BRIEF: Drop every picture and give the entries back exactly.

AVAILABLE DATA:
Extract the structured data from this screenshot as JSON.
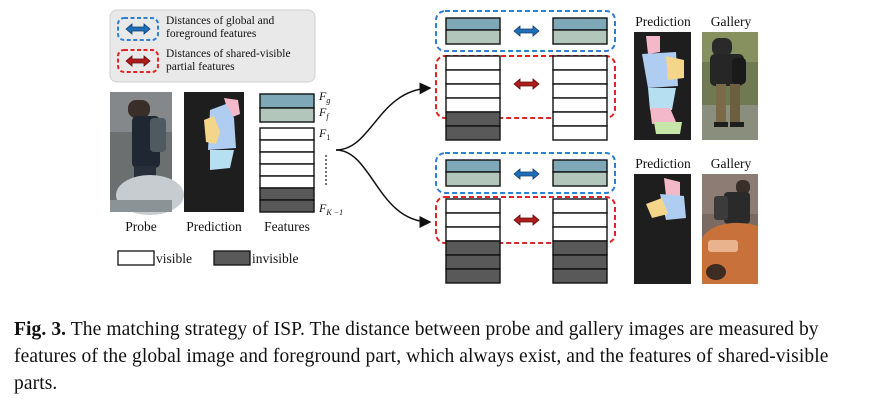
{
  "legend": {
    "global_foreground": "Distances of global and foreground features",
    "global_foreground_line1": "Distances of global and",
    "global_foreground_line2": "foreground features",
    "shared_visible": "Distances of shared-visible partial features",
    "shared_visible_line1": "Distances of shared-visible",
    "shared_visible_line2": "partial features"
  },
  "labels": {
    "probe": "Probe",
    "prediction": "Prediction",
    "features": "Features",
    "gallery": "Gallery",
    "visible": "visible",
    "invisible": "invisible"
  },
  "feature_labels": {
    "F_g_base": "F",
    "F_g_sub": "g",
    "F_f_base": "F",
    "F_f_sub": "f",
    "F_1_base": "F",
    "F_1_sub": "1",
    "F_K_base": "F",
    "F_K_sub": "K −1"
  },
  "caption": {
    "label": "Fig. 3.",
    "text": "The matching strategy of ISP. The distance between probe and gallery images are measured by features of the global image and foreground part, which always exist, and the features of shared-visible parts."
  },
  "colors": {
    "global_feature": "#7ea8b8",
    "foreground_feature": "#b3c6bb",
    "invisible_part": "#595959",
    "blue_arrow": "#1f6fb8",
    "red_arrow": "#b01c1c",
    "blue_dash": "#2f7fd0",
    "red_dash": "#e02424",
    "prediction_bg": "#1e1e1e"
  }
}
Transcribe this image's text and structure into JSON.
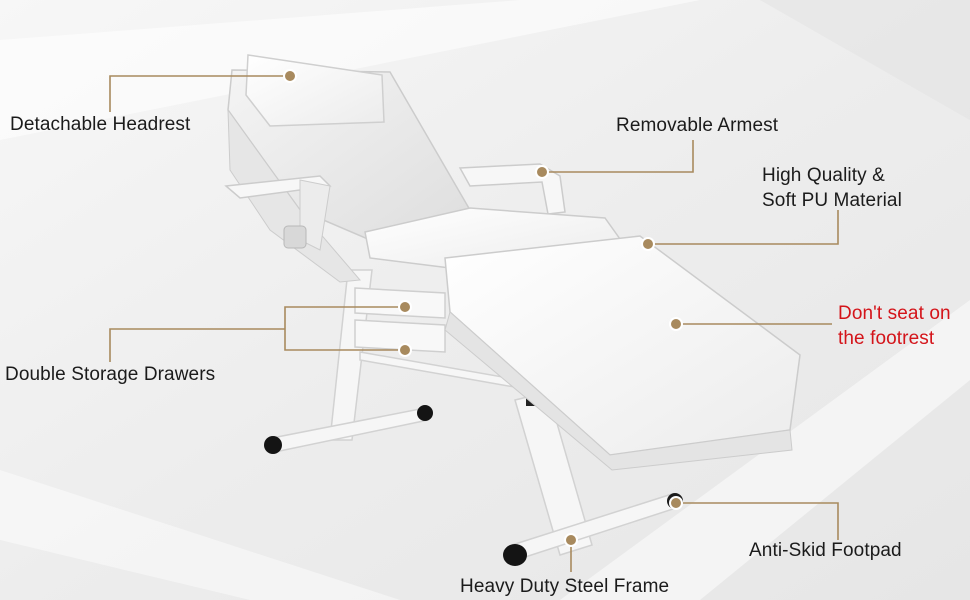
{
  "colors": {
    "accent": "#a88a5e",
    "text": "#1b1b1b",
    "warning": "#d4141a"
  },
  "callouts": {
    "headrest": "Detachable Headrest",
    "armrest": "Removable Armest",
    "material_line1": "High Quality &",
    "material_line2": "Soft PU Material",
    "footrest_warning_line1": "Don't seat on",
    "footrest_warning_line2": "the footrest",
    "drawers": "Double Storage Drawers",
    "footpad": "Anti-Skid Footpad",
    "frame": "Heavy Duty Steel Frame"
  }
}
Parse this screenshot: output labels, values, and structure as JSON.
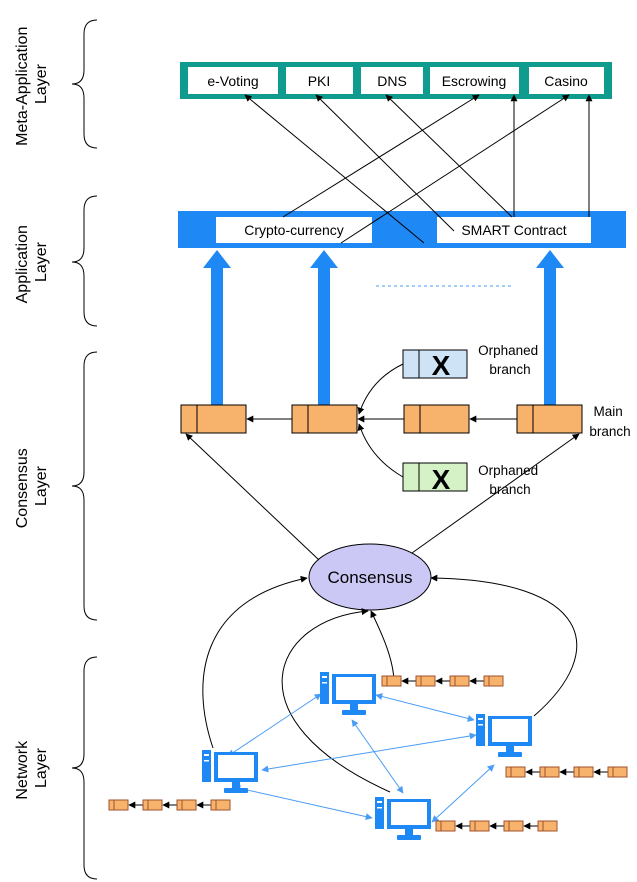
{
  "layers": {
    "meta_application": "Meta-Application\nLayer",
    "application": "Application\nLayer",
    "consensus": "Consensus\nLayer",
    "network": "Network\nLayer"
  },
  "meta_apps": [
    "e-Voting",
    "PKI",
    "DNS",
    "Escrowing",
    "Casino"
  ],
  "apps": [
    "Crypto-currency",
    "SMART Contract"
  ],
  "consensus": {
    "label": "Consensus",
    "main_branch": "Main\nbranch",
    "orphaned_label": "Orphaned\nbranch",
    "orphaned_mark": "X"
  },
  "colors": {
    "meta_bar": "#0f9b8e",
    "app_bar": "#1e88f5",
    "block_fill": "#f7b26b",
    "block_stroke": "#a0522d",
    "orphan_blue": "#cfe3f7",
    "orphan_green": "#d5f2c6",
    "consensus_fill": "#cbc8f5",
    "arrow_blue": "#4a9cf5",
    "computer_blue": "#1e88f5"
  }
}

SOLUTION TO THIS TASK:
Extract the structured data from this screenshot as JSON.
{
  "legend": {
    "global_foreground": "Distances of global and foreground features",
    "global_foreground_line1": "Distances of global and",
    "global_foreground_line2": "foreground features",
    "shared_visible": "Distances of shared-visible partial features",
    "shared_visible_line1": "Distances of shared-visible",
    "shared_visible_line2": "partial features"
  },
  "labels": {
    "probe": "Probe",
    "prediction": "Prediction",
    "features": "Features",
    "gallery": "Gallery",
    "visible": "visible",
    "invisible": "invisible"
  },
  "feature_labels": {
    "F_g_base": "F",
    "F_g_sub": "g",
    "F_f_base": "F",
    "F_f_sub": "f",
    "F_1_base": "F",
    "F_1_sub": "1",
    "F_K_base": "F",
    "F_K_sub": "K −1"
  },
  "caption": {
    "label": "Fig. 3.",
    "text": "The matching strategy of ISP. The distance between probe and gallery images are measured by features of the global image and foreground part, which always exist, and the features of shared-visible parts."
  },
  "colors": {
    "global_feature": "#7ea8b8",
    "foreground_feature": "#b3c6bb",
    "invisible_part": "#595959",
    "blue_arrow": "#1f6fb8",
    "red_arrow": "#b01c1c",
    "blue_dash": "#2f7fd0",
    "red_dash": "#e02424",
    "prediction_bg": "#1e1e1e"
  }
}
Transcribe this image's text and structure into JSON.
{
  "colors": {
    "accent": "#a88a5e",
    "text": "#1b1b1b",
    "warning": "#d4141a"
  },
  "callouts": {
    "headrest": "Detachable Headrest",
    "armrest": "Removable Armest",
    "material_line1": "High Quality &",
    "material_line2": "Soft PU Material",
    "footrest_warning_line1": "Don't seat on",
    "footrest_warning_line2": "the footrest",
    "drawers": "Double Storage Drawers",
    "footpad": "Anti-Skid Footpad",
    "frame": "Heavy Duty Steel Frame"
  }
}
Parse this screenshot: output labels, values, and structure as JSON.
{
  "layers": {
    "meta_application": "Meta-Application\nLayer",
    "application": "Application\nLayer",
    "consensus": "Consensus\nLayer",
    "network": "Network\nLayer"
  },
  "meta_apps": [
    "e-Voting",
    "PKI",
    "DNS",
    "Escrowing",
    "Casino"
  ],
  "apps": [
    "Crypto-currency",
    "SMART Contract"
  ],
  "consensus": {
    "label": "Consensus",
    "main_branch": "Main\nbranch",
    "orphaned_label": "Orphaned\nbranch",
    "orphaned_mark": "X"
  },
  "colors": {
    "meta_bar": "#0f9b8e",
    "app_bar": "#1e88f5",
    "block_fill": "#f7b26b",
    "block_stroke": "#a0522d",
    "orphan_blue": "#cfe3f7",
    "orphan_green": "#d5f2c6",
    "consensus_fill": "#cbc8f5",
    "arrow_blue": "#4a9cf5",
    "computer_blue": "#1e88f5"
  }
}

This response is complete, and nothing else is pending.